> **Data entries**
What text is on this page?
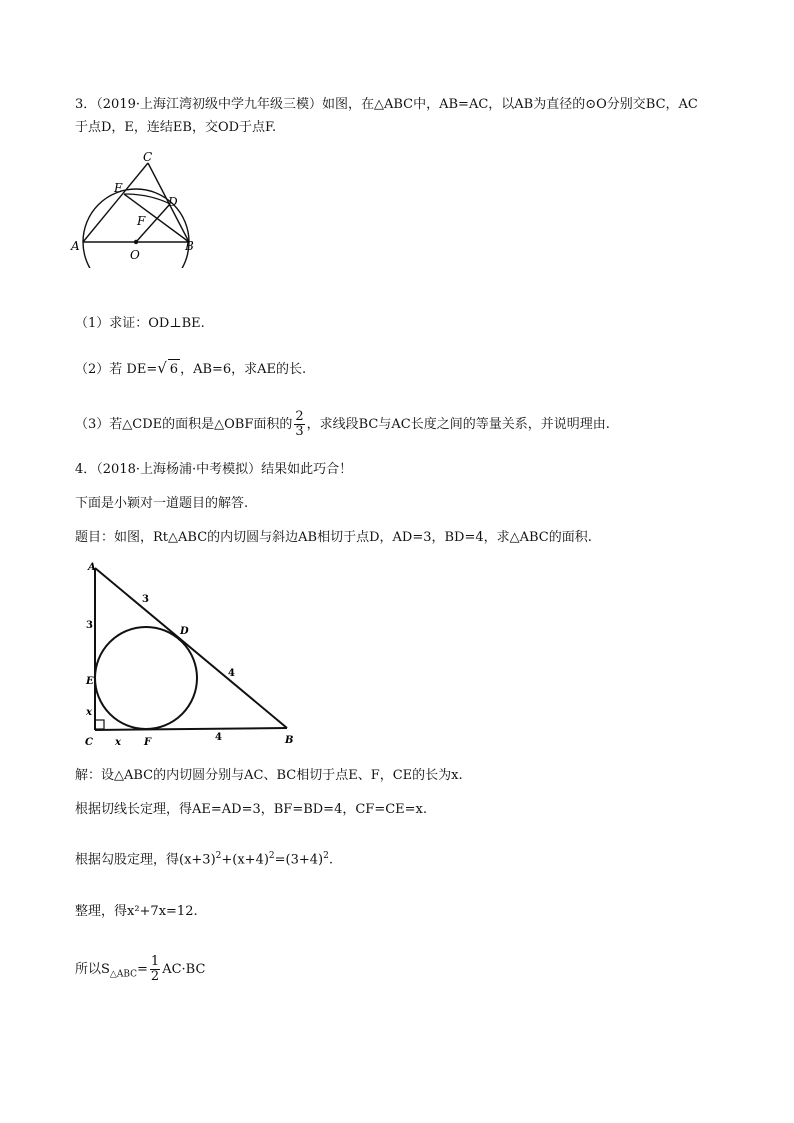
3．（2019·上海江湾初级中学九年级三模）如图，在△ABC中，AB=AC，以AB为直径的⊙O分别交BC，AC
于点D，E，连结EB，交OD于点F.
C
E
D
F
A
O
B
（1）求证：OD⊥BE.
（2）若 DE=√ 6 ，AB=6，求AE的长.
（3）若△CDE的面积是△OBF面积的 $\frac{2}{3}$ ，求线段BC与AC长度之间的等量关系，并说明理由.
4．（2018·上海杨浦·中考模拟）结果如此巧合！
下面是小颖对一道题目的解答.
题目：如图，Rt△ABC的内切圆与斜边AB相切于点D，AD=3，BD=4，求△ABC的面积.
A
3
D
3
4
E
x
C x F	4	B
解：设△ABC的内切圆分别与AC、BC相切于点E、F，CE的长为x.
根据切线长定理，得AE=AD=3，BF=BD=4，CF=CE=x.
根据勾股定理，得$(x+3)^2+(x+4)^2=(3+4)^2$.
整理，得x²+7x=12.
所以$S_{\triangle ABC}= \frac{1}{2} AC\cdot BC$
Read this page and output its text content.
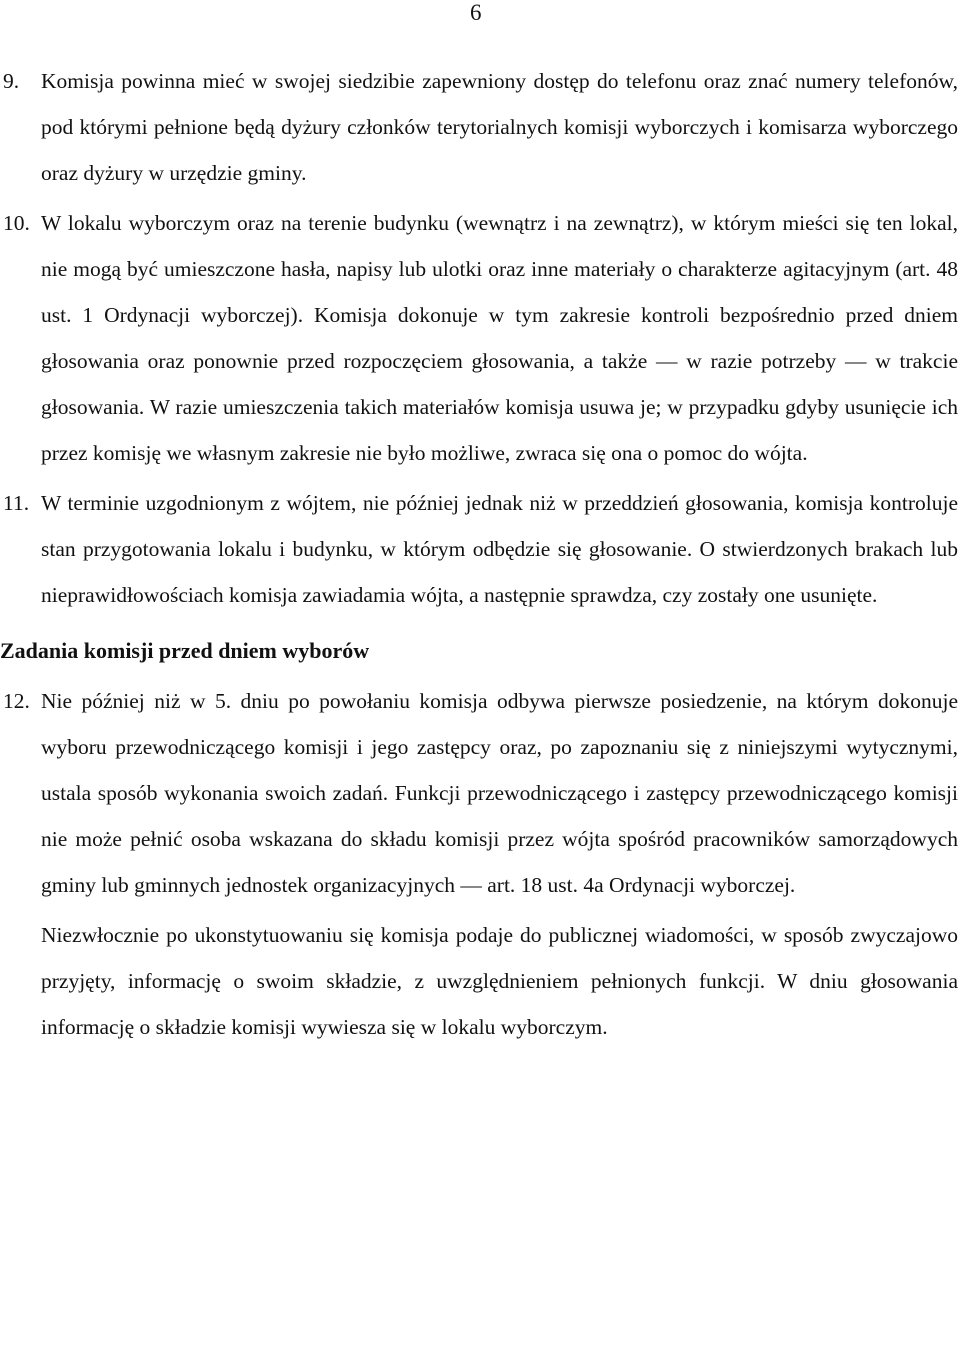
6

9. Komisja powinna mieć w swojej siedzibie zapewniony dostęp do telefonu oraz znać numery telefonów, pod którymi pełnione będą dyżury członków terytorialnych komisji wyborczych i komisarza wyborczego oraz dyżury w urzędzie gminy.

10. W lokalu wyborczym oraz na terenie budynku (wewnątrz i na zewnątrz), w którym mieści się ten lokal, nie mogą być umieszczone hasła, napisy lub ulotki oraz inne materiały o charakterze agitacyjnym (art. 48 ust. 1 Ordynacji wyborczej). Komisja dokonuje w tym zakresie kontroli bezpośrednio przed dniem głosowania oraz ponownie przed rozpoczęciem głosowania, a także — w razie potrzeby — w trakcie głosowania. W razie umieszczenia takich materiałów komisja usuwa je; w przypadku gdyby usunięcie ich przez komisję we własnym zakresie nie było możliwe, zwraca się ona o pomoc do wójta.

11. W terminie uzgodnionym z wójtem, nie później jednak niż w przeddzień głosowania, komisja kontroluje stan przygotowania lokalu i budynku, w którym odbędzie się głosowanie. O stwierdzonych brakach lub nieprawidłowościach komisja zawiadamia wójta, a następnie sprawdza, czy zostały one usunięte.

Zadania komisji przed dniem wyborów

12. Nie później niż w 5. dniu po powołaniu komisja odbywa pierwsze posiedzenie, na którym dokonuje wyboru przewodniczącego komisji i jego zastępcy oraz, po zapoznaniu się z niniejszymi wytycznymi, ustala sposób wykonania swoich zadań. Funkcji przewodniczącego i zastępcy przewodniczącego komisji nie może pełnić osoba wskazana do składu komisji przez wójta spośród pracowników samorządowych gminy lub gminnych jednostek organizacyjnych — art. 18 ust. 4a Ordynacji wyborczej.

Niezwłocznie po ukonstytuowaniu się komisja podaje do publicznej wiadomości, w sposób zwyczajowo przyjęty, informację o swoim składzie, z uwzględnieniem pełnionych funkcji. W dniu głosowania informację o składzie komisji wywiesza się w lokalu wyborczym.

> **Set problem**
Leave out every line without the string "this" and copy the rest.

> **Written response**
What text is on this page?
Read this page and output its text content.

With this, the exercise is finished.